[Entries from a visual dataset]
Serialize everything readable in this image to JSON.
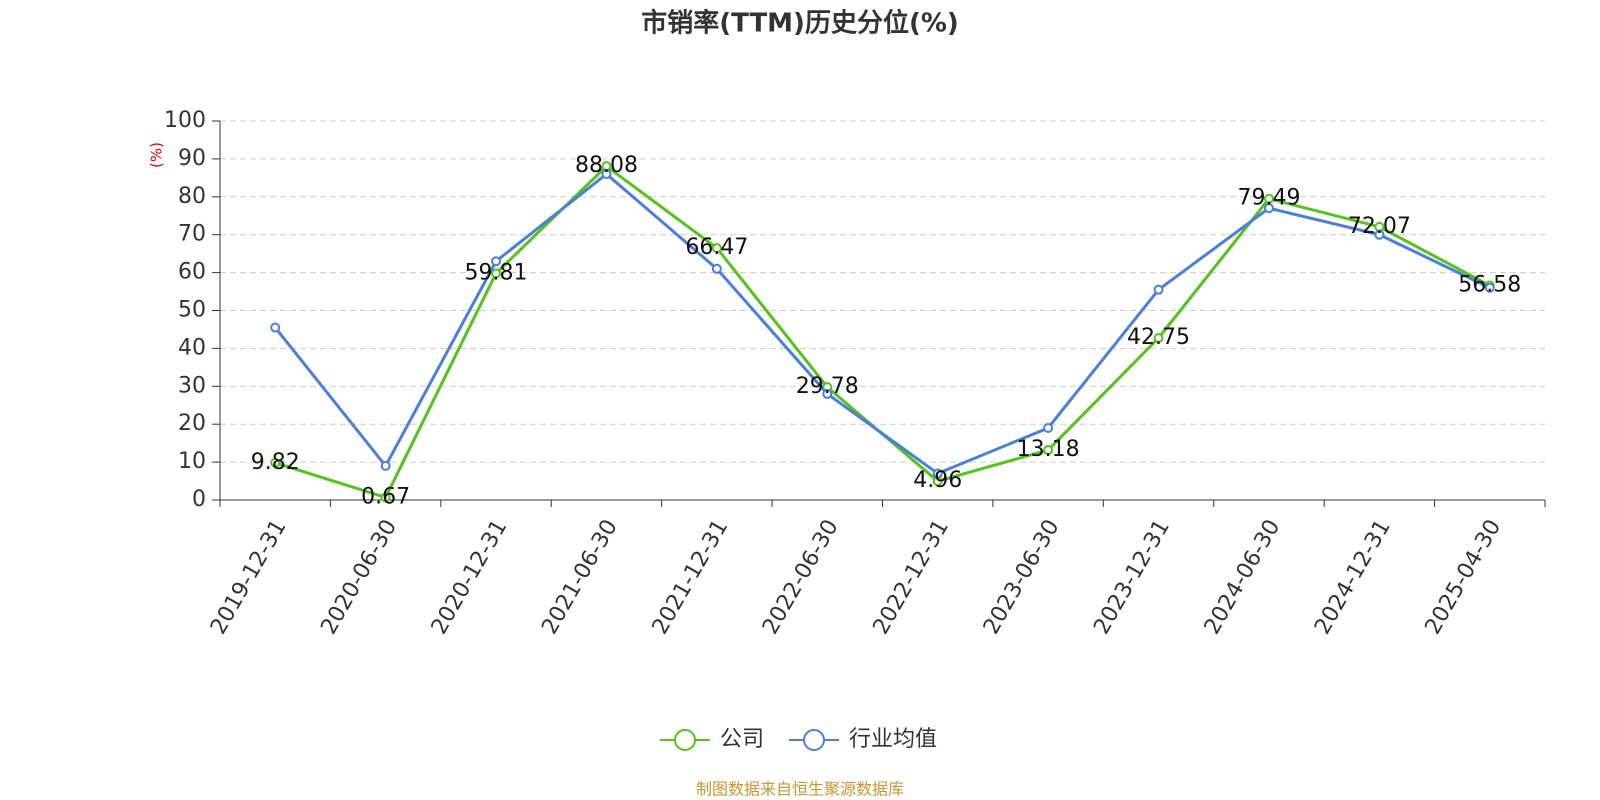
{
  "chart_data": {
    "type": "line",
    "title": "市销率(TTM)历史分位(%)",
    "y_label": "(%)",
    "source": "制图数据来自恒生聚源数据库",
    "categories": [
      "2019-12-31",
      "2020-06-30",
      "2020-12-31",
      "2021-06-30",
      "2021-12-31",
      "2022-06-30",
      "2022-12-31",
      "2023-06-30",
      "2023-12-31",
      "2024-06-30",
      "2024-12-31",
      "2025-04-30"
    ],
    "series": [
      {
        "name": "公司",
        "color": "#52c41a",
        "values": [
          9.82,
          0.67,
          59.81,
          88.08,
          66.47,
          29.78,
          4.96,
          13.18,
          42.75,
          79.49,
          72.07,
          56.58
        ],
        "show_labels": true
      },
      {
        "name": "行业均值",
        "color": "#4a7fdc",
        "values": [
          45.5,
          9,
          63,
          86,
          61,
          28,
          7,
          19,
          55.5,
          77,
          70,
          56
        ],
        "show_labels": false
      }
    ],
    "ylim": [
      0,
      100
    ],
    "yticks": [
      0,
      10,
      20,
      30,
      40,
      50,
      60,
      70,
      80,
      90,
      100
    ],
    "grid": true
  }
}
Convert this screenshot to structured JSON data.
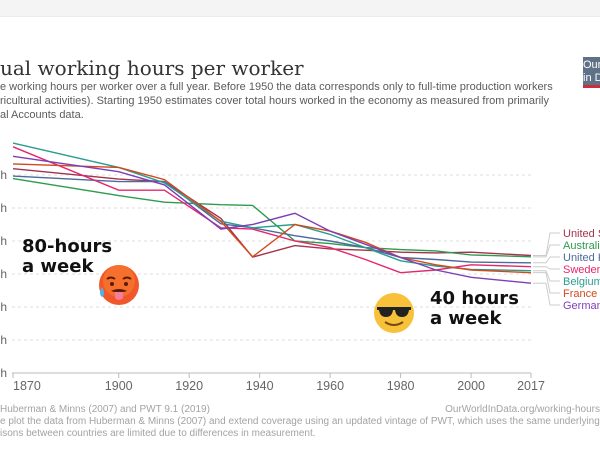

• DIRECTIONS: Make an exact copy of the whole listing, but don't bring over any pictures.

• ANSWER TO THE TASK:
Serialize everything readable in this image to JSON.
{
  "chart_data": {
    "type": "line",
    "title": "市销率(TTM)历史分位(%)",
    "y_label": "(%)",
    "source": "制图数据来自恒生聚源数据库",
    "categories": [
      "2019-12-31",
      "2020-06-30",
      "2020-12-31",
      "2021-06-30",
      "2021-12-31",
      "2022-06-30",
      "2022-12-31",
      "2023-06-30",
      "2023-12-31",
      "2024-06-30",
      "2024-12-31",
      "2025-04-30"
    ],
    "series": [
      {
        "name": "公司",
        "color": "#52c41a",
        "values": [
          9.82,
          0.67,
          59.81,
          88.08,
          66.47,
          29.78,
          4.96,
          13.18,
          42.75,
          79.49,
          72.07,
          56.58
        ],
        "show_labels": true
      },
      {
        "name": "行业均值",
        "color": "#4a7fdc",
        "values": [
          45.5,
          9,
          63,
          86,
          61,
          28,
          7,
          19,
          55.5,
          77,
          70,
          56
        ],
        "show_labels": false
      }
    ],
    "ylim": [
      0,
      100
    ],
    "yticks": [
      0,
      10,
      20,
      30,
      40,
      50,
      60,
      70,
      80,
      90,
      100
    ],
    "grid": true
  }
}
Convert this screenshot to structured JSON data.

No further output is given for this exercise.